__Aim__:
Would you return the complete listing below word for word?

▬▬▬

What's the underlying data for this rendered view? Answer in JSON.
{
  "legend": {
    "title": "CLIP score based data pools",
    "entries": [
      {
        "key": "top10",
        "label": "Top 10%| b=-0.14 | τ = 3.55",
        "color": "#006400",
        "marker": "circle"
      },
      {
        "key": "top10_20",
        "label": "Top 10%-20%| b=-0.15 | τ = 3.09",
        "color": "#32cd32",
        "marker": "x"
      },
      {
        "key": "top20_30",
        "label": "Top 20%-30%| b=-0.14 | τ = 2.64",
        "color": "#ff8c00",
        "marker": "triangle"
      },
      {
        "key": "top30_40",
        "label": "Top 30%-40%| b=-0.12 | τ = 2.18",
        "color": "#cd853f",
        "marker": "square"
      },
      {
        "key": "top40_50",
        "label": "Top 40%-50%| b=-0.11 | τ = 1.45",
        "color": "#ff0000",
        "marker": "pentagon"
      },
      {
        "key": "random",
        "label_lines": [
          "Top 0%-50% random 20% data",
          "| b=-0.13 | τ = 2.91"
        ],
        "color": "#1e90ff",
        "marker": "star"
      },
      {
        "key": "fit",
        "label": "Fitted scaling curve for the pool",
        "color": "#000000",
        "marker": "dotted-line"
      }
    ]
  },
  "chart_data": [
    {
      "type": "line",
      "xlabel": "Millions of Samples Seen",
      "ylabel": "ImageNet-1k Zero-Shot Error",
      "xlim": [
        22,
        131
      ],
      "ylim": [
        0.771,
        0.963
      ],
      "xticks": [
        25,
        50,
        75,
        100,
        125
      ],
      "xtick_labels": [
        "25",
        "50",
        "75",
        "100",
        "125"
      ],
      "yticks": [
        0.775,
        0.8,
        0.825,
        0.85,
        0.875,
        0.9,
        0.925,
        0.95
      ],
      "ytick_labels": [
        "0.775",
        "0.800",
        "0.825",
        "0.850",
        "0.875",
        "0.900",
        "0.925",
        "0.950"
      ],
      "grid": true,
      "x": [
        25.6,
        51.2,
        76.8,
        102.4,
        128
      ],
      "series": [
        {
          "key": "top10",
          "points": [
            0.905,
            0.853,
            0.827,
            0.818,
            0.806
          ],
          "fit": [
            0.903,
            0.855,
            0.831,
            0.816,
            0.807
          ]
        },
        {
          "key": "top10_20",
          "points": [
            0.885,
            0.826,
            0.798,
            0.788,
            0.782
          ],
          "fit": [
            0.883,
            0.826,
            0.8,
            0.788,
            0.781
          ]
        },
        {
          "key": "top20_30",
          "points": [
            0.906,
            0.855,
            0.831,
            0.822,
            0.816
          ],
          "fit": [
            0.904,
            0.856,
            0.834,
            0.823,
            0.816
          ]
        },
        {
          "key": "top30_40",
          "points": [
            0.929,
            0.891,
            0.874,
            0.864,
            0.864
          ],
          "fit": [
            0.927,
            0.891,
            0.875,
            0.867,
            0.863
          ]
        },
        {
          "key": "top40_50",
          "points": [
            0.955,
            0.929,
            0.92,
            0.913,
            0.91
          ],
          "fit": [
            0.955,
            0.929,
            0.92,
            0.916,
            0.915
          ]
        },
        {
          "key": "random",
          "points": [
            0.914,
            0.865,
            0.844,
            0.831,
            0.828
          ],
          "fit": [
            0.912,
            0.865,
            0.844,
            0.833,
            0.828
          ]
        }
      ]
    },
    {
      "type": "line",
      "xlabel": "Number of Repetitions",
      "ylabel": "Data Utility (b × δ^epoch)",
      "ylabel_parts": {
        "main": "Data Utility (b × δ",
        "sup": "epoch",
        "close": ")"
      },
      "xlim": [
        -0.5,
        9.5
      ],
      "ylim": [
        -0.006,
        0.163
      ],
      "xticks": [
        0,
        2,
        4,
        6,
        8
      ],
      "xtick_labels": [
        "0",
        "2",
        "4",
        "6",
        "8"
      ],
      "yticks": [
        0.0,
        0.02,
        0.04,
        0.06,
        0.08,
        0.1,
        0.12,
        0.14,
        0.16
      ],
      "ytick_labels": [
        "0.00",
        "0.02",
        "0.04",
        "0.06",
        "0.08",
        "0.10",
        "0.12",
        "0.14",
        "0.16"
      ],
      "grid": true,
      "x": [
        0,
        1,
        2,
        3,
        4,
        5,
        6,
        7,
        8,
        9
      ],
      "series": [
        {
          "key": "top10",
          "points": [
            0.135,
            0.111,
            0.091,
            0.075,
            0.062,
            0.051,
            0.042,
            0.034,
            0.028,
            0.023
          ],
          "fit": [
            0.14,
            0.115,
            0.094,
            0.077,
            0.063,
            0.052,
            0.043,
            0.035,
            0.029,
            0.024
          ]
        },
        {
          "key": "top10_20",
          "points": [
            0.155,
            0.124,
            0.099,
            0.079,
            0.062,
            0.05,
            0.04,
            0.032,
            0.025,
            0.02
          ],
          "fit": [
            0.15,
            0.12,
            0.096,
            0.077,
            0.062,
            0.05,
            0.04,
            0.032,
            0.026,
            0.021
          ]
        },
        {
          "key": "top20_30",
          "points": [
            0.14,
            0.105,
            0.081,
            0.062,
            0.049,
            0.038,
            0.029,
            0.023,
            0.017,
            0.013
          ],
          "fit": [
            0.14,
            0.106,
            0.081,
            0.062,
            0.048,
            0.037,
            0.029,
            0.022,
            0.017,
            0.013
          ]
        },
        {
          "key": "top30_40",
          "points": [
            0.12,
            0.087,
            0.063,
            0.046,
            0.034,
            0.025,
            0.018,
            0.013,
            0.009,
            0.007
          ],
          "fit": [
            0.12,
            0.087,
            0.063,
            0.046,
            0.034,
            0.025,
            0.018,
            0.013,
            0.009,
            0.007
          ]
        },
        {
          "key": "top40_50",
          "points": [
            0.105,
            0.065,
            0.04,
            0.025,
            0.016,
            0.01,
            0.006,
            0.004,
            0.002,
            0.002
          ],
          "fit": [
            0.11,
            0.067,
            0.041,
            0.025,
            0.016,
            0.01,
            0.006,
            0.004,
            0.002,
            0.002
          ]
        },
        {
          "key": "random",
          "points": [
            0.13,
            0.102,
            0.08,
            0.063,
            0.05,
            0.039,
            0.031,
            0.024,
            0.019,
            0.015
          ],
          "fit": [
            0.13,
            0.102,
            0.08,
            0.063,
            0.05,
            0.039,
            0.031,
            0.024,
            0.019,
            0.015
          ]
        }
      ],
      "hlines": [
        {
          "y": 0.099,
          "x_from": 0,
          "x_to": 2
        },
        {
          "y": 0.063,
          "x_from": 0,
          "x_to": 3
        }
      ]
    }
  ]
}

▬▬▬

__Full answer__:
What's the underlying data for this rendered view? Answer in JSON.
{
  "legend": {
    "title": "CLIP score based data pools",
    "entries": [
      {
        "key": "top10",
        "label": "Top 10%| b=-0.14 | τ = 3.55",
        "color": "#006400",
        "marker": "circle"
      },
      {
        "key": "top10_20",
        "label": "Top 10%-20%| b=-0.15 | τ = 3.09",
        "color": "#32cd32",
        "marker": "x"
      },
      {
        "key": "top20_30",
        "label": "Top 20%-30%| b=-0.14 | τ = 2.64",
        "color": "#ff8c00",
        "marker": "triangle"
      },
      {
        "key": "top30_40",
        "label": "Top 30%-40%| b=-0.12 | τ = 2.18",
        "color": "#cd853f",
        "marker": "square"
      },
      {
        "key": "top40_50",
        "label": "Top 40%-50%| b=-0.11 | τ = 1.45",
        "color": "#ff0000",
        "marker": "pentagon"
      },
      {
        "key": "random",
        "label_lines": [
          "Top 0%-50% random 20% data",
          "| b=-0.13 | τ = 2.91"
        ],
        "color": "#1e90ff",
        "marker": "star"
      },
      {
        "key": "fit",
        "label": "Fitted scaling curve for the pool",
        "color": "#000000",
        "marker": "dotted-line"
      }
    ]
  },
  "chart_data": [
    {
      "type": "line",
      "xlabel": "Millions of Samples Seen",
      "ylabel": "ImageNet-1k Zero-Shot Error",
      "xlim": [
        22,
        131
      ],
      "ylim": [
        0.771,
        0.963
      ],
      "xticks": [
        25,
        50,
        75,
        100,
        125
      ],
      "xtick_labels": [
        "25",
        "50",
        "75",
        "100",
        "125"
      ],
      "yticks": [
        0.775,
        0.8,
        0.825,
        0.85,
        0.875,
        0.9,
        0.925,
        0.95
      ],
      "ytick_labels": [
        "0.775",
        "0.800",
        "0.825",
        "0.850",
        "0.875",
        "0.900",
        "0.925",
        "0.950"
      ],
      "grid": true,
      "x": [
        25.6,
        51.2,
        76.8,
        102.4,
        128
      ],
      "series": [
        {
          "key": "top10",
          "points": [
            0.905,
            0.853,
            0.827,
            0.818,
            0.806
          ],
          "fit": [
            0.903,
            0.855,
            0.831,
            0.816,
            0.807
          ]
        },
        {
          "key": "top10_20",
          "points": [
            0.885,
            0.826,
            0.798,
            0.788,
            0.782
          ],
          "fit": [
            0.883,
            0.826,
            0.8,
            0.788,
            0.781
          ]
        },
        {
          "key": "top20_30",
          "points": [
            0.906,
            0.855,
            0.831,
            0.822,
            0.816
          ],
          "fit": [
            0.904,
            0.856,
            0.834,
            0.823,
            0.816
          ]
        },
        {
          "key": "top30_40",
          "points": [
            0.929,
            0.891,
            0.874,
            0.864,
            0.864
          ],
          "fit": [
            0.927,
            0.891,
            0.875,
            0.867,
            0.863
          ]
        },
        {
          "key": "top40_50",
          "points": [
            0.955,
            0.929,
            0.92,
            0.913,
            0.91
          ],
          "fit": [
            0.955,
            0.929,
            0.92,
            0.916,
            0.915
          ]
        },
        {
          "key": "random",
          "points": [
            0.914,
            0.865,
            0.844,
            0.831,
            0.828
          ],
          "fit": [
            0.912,
            0.865,
            0.844,
            0.833,
            0.828
          ]
        }
      ]
    },
    {
      "type": "line",
      "xlabel": "Number of Repetitions",
      "ylabel": "Data Utility (b × δ^epoch)",
      "ylabel_parts": {
        "main": "Data Utility (b × δ",
        "sup": "epoch",
        "close": ")"
      },
      "xlim": [
        -0.5,
        9.5
      ],
      "ylim": [
        -0.006,
        0.163
      ],
      "xticks": [
        0,
        2,
        4,
        6,
        8
      ],
      "xtick_labels": [
        "0",
        "2",
        "4",
        "6",
        "8"
      ],
      "yticks": [
        0.0,
        0.02,
        0.04,
        0.06,
        0.08,
        0.1,
        0.12,
        0.14,
        0.16
      ],
      "ytick_labels": [
        "0.00",
        "0.02",
        "0.04",
        "0.06",
        "0.08",
        "0.10",
        "0.12",
        "0.14",
        "0.16"
      ],
      "grid": true,
      "x": [
        0,
        1,
        2,
        3,
        4,
        5,
        6,
        7,
        8,
        9
      ],
      "series": [
        {
          "key": "top10",
          "points": [
            0.135,
            0.111,
            0.091,
            0.075,
            0.062,
            0.051,
            0.042,
            0.034,
            0.028,
            0.023
          ],
          "fit": [
            0.14,
            0.115,
            0.094,
            0.077,
            0.063,
            0.052,
            0.043,
            0.035,
            0.029,
            0.024
          ]
        },
        {
          "key": "top10_20",
          "points": [
            0.155,
            0.124,
            0.099,
            0.079,
            0.062,
            0.05,
            0.04,
            0.032,
            0.025,
            0.02
          ],
          "fit": [
            0.15,
            0.12,
            0.096,
            0.077,
            0.062,
            0.05,
            0.04,
            0.032,
            0.026,
            0.021
          ]
        },
        {
          "key": "top20_30",
          "points": [
            0.14,
            0.105,
            0.081,
            0.062,
            0.049,
            0.038,
            0.029,
            0.023,
            0.017,
            0.013
          ],
          "fit": [
            0.14,
            0.106,
            0.081,
            0.062,
            0.048,
            0.037,
            0.029,
            0.022,
            0.017,
            0.013
          ]
        },
        {
          "key": "top30_40",
          "points": [
            0.12,
            0.087,
            0.063,
            0.046,
            0.034,
            0.025,
            0.018,
            0.013,
            0.009,
            0.007
          ],
          "fit": [
            0.12,
            0.087,
            0.063,
            0.046,
            0.034,
            0.025,
            0.018,
            0.013,
            0.009,
            0.007
          ]
        },
        {
          "key": "top40_50",
          "points": [
            0.105,
            0.065,
            0.04,
            0.025,
            0.016,
            0.01,
            0.006,
            0.004,
            0.002,
            0.002
          ],
          "fit": [
            0.11,
            0.067,
            0.041,
            0.025,
            0.016,
            0.01,
            0.006,
            0.004,
            0.002,
            0.002
          ]
        },
        {
          "key": "random",
          "points": [
            0.13,
            0.102,
            0.08,
            0.063,
            0.05,
            0.039,
            0.031,
            0.024,
            0.019,
            0.015
          ],
          "fit": [
            0.13,
            0.102,
            0.08,
            0.063,
            0.05,
            0.039,
            0.031,
            0.024,
            0.019,
            0.015
          ]
        }
      ],
      "hlines": [
        {
          "y": 0.099,
          "x_from": 0,
          "x_to": 2
        },
        {
          "y": 0.063,
          "x_from": 0,
          "x_to": 3
        }
      ]
    }
  ]
}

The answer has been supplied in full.